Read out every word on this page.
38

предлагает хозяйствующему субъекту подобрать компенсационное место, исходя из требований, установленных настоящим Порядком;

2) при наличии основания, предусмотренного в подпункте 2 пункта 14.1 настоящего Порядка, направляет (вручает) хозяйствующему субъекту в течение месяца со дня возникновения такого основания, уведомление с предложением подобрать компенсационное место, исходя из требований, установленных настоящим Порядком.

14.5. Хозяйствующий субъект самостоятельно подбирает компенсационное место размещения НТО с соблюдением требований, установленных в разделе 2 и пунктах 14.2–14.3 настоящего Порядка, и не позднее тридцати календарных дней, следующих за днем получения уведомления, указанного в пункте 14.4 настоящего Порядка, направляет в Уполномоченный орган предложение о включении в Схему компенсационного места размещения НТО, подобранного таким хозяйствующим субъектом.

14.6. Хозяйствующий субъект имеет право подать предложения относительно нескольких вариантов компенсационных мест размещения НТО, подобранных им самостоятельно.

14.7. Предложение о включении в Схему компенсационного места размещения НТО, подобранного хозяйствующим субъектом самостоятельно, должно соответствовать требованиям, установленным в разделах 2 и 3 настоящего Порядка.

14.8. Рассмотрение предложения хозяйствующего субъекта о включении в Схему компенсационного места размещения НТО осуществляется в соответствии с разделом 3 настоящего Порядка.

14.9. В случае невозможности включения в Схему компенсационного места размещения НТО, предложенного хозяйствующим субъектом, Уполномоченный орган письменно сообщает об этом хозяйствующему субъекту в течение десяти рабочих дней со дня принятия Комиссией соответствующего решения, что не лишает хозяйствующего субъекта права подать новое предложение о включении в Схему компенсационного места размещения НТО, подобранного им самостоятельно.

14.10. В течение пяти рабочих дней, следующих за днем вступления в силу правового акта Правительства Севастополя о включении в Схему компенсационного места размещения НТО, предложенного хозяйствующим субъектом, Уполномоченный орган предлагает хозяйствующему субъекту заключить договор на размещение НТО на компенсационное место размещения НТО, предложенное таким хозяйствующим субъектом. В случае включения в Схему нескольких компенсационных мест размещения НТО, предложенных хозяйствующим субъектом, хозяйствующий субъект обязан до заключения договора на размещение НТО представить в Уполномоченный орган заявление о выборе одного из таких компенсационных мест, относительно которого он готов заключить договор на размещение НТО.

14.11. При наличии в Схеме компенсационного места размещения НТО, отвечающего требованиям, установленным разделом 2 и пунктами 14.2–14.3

======

### Written instruction
Tell how many lines of the records above hold the string "установленным". Give no other text.

### Answer for the task
2